## Aim of the exercise
In the records below, find the line containing "What data populates", then copy that line and all lines after it, exactly, omitting every picture.

## Exercise material
—————

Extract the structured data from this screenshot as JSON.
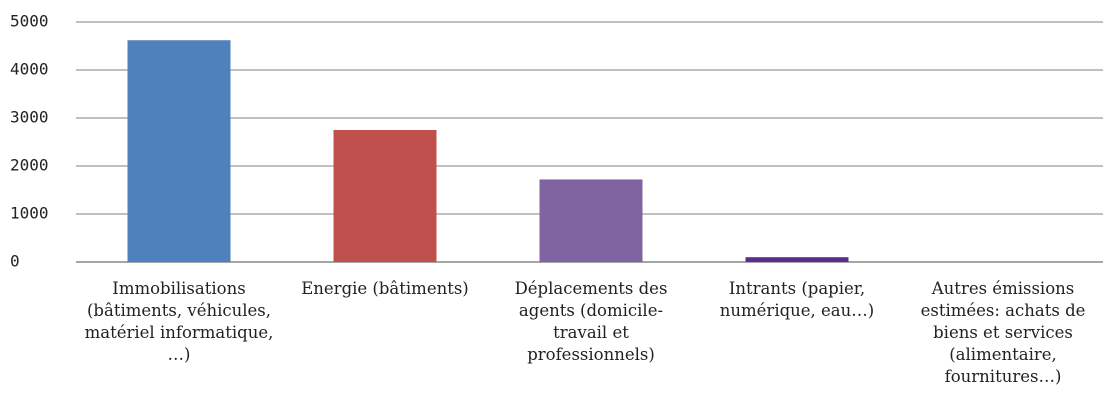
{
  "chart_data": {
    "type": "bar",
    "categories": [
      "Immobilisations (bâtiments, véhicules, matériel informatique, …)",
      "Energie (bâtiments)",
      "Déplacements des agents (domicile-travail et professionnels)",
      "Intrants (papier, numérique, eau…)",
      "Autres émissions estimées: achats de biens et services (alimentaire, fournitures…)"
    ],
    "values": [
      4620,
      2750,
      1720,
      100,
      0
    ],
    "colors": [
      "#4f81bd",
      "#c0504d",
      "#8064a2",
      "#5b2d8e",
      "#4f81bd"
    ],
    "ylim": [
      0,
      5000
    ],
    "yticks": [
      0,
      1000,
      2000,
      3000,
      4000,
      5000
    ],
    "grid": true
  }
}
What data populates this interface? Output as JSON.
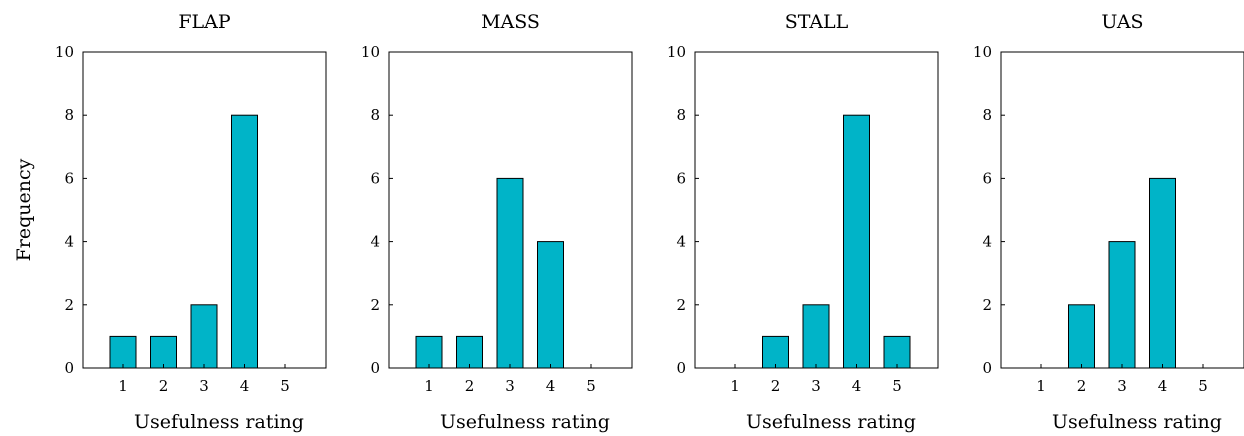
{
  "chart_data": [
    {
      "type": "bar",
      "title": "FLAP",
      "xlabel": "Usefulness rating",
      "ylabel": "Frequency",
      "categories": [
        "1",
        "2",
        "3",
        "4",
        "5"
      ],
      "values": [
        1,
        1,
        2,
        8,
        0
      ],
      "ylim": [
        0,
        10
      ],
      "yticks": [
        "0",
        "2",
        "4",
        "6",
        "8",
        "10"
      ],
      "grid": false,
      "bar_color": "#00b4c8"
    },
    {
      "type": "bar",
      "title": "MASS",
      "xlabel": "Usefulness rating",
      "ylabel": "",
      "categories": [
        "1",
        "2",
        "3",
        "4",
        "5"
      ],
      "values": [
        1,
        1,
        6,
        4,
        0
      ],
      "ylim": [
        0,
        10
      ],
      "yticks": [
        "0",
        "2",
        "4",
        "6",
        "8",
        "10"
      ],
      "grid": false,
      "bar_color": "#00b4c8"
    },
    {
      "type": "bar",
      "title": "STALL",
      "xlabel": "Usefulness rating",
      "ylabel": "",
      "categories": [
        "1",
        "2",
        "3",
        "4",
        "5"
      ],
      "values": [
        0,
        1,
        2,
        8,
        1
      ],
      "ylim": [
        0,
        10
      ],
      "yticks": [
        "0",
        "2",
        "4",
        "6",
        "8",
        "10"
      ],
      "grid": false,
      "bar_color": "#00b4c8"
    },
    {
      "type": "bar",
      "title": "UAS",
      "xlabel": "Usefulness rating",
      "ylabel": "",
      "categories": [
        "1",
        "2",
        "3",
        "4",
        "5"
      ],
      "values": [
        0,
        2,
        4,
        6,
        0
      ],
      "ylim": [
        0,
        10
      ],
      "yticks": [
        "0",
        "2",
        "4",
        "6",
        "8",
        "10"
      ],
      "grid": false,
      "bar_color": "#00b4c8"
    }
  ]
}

—————

## Answer for this exercise
What data populates this interface? Output as JSON.
{
  "chart_data": [
    {
      "type": "bar",
      "title": "FLAP",
      "xlabel": "Usefulness rating",
      "ylabel": "Frequency",
      "categories": [
        "1",
        "2",
        "3",
        "4",
        "5"
      ],
      "values": [
        1,
        1,
        2,
        8,
        0
      ],
      "ylim": [
        0,
        10
      ],
      "yticks": [
        "0",
        "2",
        "4",
        "6",
        "8",
        "10"
      ],
      "grid": false,
      "bar_color": "#00b4c8"
    },
    {
      "type": "bar",
      "title": "MASS",
      "xlabel": "Usefulness rating",
      "ylabel": "",
      "categories": [
        "1",
        "2",
        "3",
        "4",
        "5"
      ],
      "values": [
        1,
        1,
        6,
        4,
        0
      ],
      "ylim": [
        0,
        10
      ],
      "yticks": [
        "0",
        "2",
        "4",
        "6",
        "8",
        "10"
      ],
      "grid": false,
      "bar_color": "#00b4c8"
    },
    {
      "type": "bar",
      "title": "STALL",
      "xlabel": "Usefulness rating",
      "ylabel": "",
      "categories": [
        "1",
        "2",
        "3",
        "4",
        "5"
      ],
      "values": [
        0,
        1,
        2,
        8,
        1
      ],
      "ylim": [
        0,
        10
      ],
      "yticks": [
        "0",
        "2",
        "4",
        "6",
        "8",
        "10"
      ],
      "grid": false,
      "bar_color": "#00b4c8"
    },
    {
      "type": "bar",
      "title": "UAS",
      "xlabel": "Usefulness rating",
      "ylabel": "",
      "categories": [
        "1",
        "2",
        "3",
        "4",
        "5"
      ],
      "values": [
        0,
        2,
        4,
        6,
        0
      ],
      "ylim": [
        0,
        10
      ],
      "yticks": [
        "0",
        "2",
        "4",
        "6",
        "8",
        "10"
      ],
      "grid": false,
      "bar_color": "#00b4c8"
    }
  ]
}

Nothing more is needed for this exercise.